#### [Written problem]
Write out each line in which the string "animation" is present.

[Start]

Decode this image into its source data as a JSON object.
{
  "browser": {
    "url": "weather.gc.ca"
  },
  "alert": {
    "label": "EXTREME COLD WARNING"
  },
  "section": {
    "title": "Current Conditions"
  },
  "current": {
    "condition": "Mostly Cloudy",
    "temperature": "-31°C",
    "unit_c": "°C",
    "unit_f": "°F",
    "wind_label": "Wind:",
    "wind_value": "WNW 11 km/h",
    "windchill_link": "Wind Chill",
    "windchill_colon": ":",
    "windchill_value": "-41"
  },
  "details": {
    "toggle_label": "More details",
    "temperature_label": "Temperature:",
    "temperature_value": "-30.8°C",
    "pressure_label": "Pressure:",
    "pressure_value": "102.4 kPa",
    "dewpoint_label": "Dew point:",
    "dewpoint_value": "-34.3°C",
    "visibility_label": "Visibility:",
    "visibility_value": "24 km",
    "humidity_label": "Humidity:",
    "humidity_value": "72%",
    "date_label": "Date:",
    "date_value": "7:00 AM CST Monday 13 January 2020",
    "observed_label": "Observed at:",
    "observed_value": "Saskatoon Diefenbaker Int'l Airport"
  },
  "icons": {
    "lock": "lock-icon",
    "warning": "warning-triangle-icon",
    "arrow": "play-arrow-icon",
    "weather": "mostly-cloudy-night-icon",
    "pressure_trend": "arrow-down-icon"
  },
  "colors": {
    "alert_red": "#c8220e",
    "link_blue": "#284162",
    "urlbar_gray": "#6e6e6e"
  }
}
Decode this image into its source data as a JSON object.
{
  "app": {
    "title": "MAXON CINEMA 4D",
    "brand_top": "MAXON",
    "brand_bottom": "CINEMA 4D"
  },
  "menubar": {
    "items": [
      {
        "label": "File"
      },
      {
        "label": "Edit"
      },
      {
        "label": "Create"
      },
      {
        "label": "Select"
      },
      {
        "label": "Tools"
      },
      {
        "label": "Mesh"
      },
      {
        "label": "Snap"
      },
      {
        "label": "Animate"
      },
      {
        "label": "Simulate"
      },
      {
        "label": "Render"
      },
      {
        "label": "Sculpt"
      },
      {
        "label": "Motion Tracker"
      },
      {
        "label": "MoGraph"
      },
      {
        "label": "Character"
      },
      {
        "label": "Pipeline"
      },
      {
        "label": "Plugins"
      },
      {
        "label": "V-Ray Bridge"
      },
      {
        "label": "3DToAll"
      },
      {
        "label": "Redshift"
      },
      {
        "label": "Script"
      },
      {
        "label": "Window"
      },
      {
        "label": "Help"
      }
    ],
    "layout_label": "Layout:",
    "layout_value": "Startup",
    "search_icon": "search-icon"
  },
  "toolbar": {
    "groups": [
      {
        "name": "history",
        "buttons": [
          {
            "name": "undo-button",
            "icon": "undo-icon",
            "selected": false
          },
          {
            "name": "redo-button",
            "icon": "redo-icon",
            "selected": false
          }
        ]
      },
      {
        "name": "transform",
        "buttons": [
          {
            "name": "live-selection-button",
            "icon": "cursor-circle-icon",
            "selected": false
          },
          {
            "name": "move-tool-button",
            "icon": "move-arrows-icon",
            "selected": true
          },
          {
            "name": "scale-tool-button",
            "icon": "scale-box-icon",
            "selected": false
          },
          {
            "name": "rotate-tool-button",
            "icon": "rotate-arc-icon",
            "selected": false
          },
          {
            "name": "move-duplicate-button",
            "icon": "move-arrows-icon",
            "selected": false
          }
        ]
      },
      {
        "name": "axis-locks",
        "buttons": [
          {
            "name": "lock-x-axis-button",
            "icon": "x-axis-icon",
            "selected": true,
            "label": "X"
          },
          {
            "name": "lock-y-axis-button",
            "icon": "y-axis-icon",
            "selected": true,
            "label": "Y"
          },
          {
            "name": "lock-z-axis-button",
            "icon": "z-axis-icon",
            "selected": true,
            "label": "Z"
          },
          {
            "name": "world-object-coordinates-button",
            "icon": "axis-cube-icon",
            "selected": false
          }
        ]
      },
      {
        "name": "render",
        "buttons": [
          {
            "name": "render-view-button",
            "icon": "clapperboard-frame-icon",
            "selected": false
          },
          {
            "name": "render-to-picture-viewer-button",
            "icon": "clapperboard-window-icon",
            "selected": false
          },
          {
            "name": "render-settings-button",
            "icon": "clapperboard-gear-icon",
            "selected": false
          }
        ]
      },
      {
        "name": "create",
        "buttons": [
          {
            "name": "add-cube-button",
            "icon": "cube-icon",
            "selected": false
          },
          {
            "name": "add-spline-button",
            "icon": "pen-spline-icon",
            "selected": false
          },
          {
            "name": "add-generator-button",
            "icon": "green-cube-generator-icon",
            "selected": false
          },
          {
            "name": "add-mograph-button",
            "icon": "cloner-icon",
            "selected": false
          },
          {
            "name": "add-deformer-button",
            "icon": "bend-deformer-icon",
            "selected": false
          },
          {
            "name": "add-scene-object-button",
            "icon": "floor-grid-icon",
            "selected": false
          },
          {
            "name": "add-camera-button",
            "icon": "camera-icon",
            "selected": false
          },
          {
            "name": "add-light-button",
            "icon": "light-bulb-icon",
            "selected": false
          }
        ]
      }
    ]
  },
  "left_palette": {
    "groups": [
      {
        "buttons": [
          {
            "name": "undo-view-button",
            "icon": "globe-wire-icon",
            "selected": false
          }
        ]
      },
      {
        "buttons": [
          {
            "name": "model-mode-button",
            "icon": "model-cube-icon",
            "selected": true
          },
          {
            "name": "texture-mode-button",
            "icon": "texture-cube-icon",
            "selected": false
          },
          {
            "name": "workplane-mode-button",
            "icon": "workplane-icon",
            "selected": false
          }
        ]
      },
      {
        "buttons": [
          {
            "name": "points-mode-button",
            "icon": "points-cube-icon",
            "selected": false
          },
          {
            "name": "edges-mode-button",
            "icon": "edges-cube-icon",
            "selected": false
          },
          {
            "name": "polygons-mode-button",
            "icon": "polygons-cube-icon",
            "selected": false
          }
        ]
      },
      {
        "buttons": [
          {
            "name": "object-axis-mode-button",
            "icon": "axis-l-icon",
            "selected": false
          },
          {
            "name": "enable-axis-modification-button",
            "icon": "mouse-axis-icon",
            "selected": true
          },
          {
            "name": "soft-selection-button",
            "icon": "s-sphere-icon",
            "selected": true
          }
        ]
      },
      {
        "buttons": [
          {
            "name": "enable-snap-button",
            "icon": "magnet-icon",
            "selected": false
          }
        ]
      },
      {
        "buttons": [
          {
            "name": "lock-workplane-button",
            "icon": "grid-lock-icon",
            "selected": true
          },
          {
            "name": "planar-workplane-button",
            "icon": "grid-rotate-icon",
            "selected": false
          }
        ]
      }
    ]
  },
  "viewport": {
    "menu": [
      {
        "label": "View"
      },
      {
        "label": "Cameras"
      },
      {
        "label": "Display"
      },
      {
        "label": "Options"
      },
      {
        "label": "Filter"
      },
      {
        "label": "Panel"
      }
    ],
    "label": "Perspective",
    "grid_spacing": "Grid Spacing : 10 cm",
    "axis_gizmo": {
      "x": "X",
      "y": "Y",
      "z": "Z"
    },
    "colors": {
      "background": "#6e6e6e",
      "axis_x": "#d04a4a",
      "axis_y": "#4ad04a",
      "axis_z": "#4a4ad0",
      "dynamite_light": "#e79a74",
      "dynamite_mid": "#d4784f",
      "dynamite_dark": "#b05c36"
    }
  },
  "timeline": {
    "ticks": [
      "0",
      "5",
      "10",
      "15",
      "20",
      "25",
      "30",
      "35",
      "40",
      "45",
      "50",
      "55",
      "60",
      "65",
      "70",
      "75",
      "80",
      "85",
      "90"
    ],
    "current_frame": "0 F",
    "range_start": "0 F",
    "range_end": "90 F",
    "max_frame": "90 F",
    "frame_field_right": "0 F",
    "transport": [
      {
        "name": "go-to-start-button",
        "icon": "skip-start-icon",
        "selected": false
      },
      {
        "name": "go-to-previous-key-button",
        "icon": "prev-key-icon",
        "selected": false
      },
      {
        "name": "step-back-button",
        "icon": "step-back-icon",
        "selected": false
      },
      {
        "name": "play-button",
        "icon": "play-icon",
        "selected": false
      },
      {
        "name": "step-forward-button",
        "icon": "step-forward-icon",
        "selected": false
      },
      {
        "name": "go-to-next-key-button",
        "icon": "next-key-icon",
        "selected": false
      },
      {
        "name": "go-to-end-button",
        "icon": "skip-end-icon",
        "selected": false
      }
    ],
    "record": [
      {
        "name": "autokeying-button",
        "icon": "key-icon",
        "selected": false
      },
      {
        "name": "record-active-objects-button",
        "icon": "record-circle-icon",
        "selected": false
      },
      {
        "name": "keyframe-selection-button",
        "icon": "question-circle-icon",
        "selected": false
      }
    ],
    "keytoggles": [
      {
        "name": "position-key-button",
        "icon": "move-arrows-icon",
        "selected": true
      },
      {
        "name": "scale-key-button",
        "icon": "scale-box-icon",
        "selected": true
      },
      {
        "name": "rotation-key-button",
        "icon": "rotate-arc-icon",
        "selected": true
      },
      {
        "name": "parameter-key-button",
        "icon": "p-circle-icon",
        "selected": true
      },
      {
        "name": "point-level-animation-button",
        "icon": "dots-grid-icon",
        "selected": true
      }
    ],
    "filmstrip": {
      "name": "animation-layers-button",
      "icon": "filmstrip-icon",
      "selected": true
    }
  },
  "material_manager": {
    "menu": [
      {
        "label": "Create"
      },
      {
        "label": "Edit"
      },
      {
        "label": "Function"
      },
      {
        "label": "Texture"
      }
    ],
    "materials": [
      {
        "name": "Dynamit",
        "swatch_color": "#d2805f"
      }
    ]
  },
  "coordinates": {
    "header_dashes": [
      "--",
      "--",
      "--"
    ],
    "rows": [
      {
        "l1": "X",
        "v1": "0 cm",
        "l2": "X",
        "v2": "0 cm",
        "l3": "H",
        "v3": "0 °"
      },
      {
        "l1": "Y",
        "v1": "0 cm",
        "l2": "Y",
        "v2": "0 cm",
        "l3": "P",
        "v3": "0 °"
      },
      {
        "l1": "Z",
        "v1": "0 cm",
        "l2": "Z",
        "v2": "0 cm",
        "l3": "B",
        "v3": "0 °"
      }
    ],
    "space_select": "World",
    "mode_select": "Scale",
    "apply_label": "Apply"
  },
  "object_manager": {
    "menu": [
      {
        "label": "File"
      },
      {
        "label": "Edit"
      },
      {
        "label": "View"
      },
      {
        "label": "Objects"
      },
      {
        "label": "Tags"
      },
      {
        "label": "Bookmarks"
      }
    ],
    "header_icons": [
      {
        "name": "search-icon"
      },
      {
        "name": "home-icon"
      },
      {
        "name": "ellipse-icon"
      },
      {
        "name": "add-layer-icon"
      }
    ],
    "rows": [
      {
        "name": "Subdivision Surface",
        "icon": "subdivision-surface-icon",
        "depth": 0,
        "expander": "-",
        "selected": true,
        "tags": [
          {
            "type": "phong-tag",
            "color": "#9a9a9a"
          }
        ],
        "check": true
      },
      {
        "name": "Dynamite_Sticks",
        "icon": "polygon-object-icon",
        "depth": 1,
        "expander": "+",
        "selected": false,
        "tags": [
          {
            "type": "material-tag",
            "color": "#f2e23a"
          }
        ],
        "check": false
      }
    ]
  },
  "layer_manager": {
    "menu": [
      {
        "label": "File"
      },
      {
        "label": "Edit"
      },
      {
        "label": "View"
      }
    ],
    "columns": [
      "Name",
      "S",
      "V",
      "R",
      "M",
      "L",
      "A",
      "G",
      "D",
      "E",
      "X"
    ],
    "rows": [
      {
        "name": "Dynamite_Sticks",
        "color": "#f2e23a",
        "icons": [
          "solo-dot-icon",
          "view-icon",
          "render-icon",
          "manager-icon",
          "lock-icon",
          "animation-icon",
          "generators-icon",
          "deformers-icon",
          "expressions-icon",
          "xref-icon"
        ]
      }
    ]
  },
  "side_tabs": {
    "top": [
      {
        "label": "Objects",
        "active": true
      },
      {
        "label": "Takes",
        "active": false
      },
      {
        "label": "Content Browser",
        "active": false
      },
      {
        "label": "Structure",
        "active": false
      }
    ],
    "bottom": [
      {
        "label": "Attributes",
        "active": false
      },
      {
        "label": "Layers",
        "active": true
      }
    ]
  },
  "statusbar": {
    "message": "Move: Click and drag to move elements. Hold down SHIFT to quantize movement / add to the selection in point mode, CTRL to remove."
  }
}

[End]

#### [Solution to the exercise]
        "name": "point-level-animation-button",
      "name": "animation-layers-button",
          "animation-icon",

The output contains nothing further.